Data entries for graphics
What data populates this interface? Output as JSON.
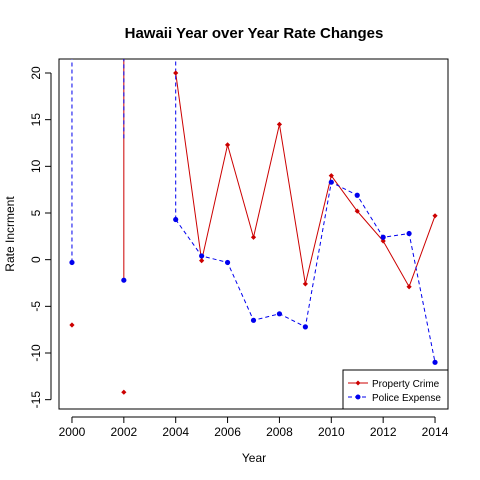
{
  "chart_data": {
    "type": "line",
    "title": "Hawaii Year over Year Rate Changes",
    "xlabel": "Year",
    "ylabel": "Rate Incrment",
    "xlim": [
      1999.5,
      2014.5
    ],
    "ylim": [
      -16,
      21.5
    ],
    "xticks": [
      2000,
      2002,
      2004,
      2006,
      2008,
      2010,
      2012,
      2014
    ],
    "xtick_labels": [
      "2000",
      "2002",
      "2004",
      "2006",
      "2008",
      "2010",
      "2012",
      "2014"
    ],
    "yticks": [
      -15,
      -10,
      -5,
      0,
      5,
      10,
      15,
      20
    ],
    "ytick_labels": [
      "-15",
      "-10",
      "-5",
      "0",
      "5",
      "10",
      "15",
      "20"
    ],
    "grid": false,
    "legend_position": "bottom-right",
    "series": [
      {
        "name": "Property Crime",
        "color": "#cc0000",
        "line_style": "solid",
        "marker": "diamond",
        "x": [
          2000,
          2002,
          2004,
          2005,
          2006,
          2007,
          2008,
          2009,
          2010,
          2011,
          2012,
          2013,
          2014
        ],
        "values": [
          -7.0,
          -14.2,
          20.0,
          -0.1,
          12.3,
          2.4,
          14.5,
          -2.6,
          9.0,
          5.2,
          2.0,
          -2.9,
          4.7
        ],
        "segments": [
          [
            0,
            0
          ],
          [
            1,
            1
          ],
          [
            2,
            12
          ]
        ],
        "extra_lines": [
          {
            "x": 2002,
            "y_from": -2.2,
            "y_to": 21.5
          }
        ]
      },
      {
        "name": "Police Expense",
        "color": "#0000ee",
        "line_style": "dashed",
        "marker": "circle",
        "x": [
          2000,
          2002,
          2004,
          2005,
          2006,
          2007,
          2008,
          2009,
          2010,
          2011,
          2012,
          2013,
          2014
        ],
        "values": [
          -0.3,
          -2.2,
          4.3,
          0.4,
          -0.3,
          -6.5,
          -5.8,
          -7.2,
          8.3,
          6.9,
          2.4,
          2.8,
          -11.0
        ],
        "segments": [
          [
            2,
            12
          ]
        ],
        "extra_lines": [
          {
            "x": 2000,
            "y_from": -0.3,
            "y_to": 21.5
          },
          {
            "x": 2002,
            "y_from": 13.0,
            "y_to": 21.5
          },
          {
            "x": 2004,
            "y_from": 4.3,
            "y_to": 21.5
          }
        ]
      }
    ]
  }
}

*WHAT TO WORK ON*
In the material above, how many lines hold the word "name"? Say only the number.

*FULL SOLUTION*
2